(Extracts from a graphics dataset)
________________

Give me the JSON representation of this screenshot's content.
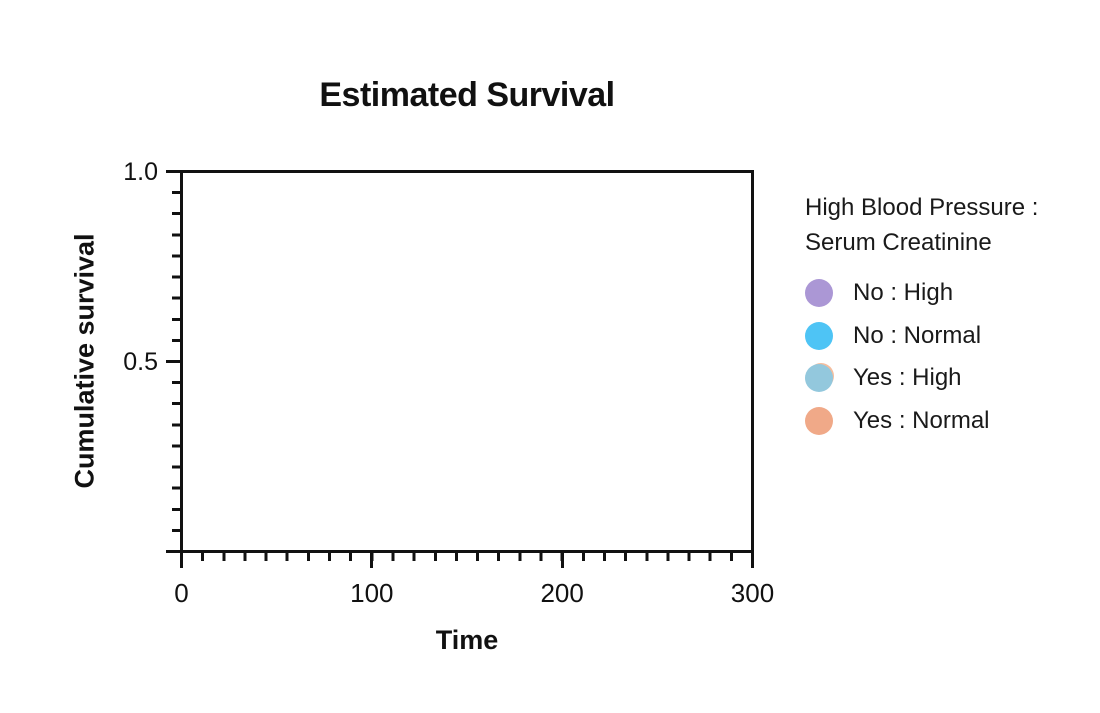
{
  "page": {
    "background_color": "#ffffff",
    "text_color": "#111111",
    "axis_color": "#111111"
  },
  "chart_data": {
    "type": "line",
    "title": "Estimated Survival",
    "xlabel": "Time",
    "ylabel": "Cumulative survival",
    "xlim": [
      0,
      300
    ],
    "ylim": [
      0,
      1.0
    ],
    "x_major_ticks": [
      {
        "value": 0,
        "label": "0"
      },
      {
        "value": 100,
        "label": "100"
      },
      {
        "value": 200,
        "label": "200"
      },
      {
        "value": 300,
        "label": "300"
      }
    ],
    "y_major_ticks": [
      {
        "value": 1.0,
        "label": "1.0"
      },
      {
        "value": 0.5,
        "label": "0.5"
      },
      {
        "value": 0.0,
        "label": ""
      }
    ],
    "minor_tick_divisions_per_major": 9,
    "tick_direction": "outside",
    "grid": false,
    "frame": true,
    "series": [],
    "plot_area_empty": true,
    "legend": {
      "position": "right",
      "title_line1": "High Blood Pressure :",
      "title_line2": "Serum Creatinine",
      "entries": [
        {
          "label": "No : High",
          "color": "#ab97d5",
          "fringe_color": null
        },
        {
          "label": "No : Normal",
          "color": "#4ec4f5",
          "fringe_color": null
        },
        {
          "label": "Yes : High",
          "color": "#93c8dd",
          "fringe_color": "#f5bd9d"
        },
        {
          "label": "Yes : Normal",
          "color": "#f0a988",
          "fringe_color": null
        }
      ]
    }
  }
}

________________

### THE EXERCISE
Your answer should be a single number: how many lines in the data above include "High"?

### FINISHED EXERCISE
3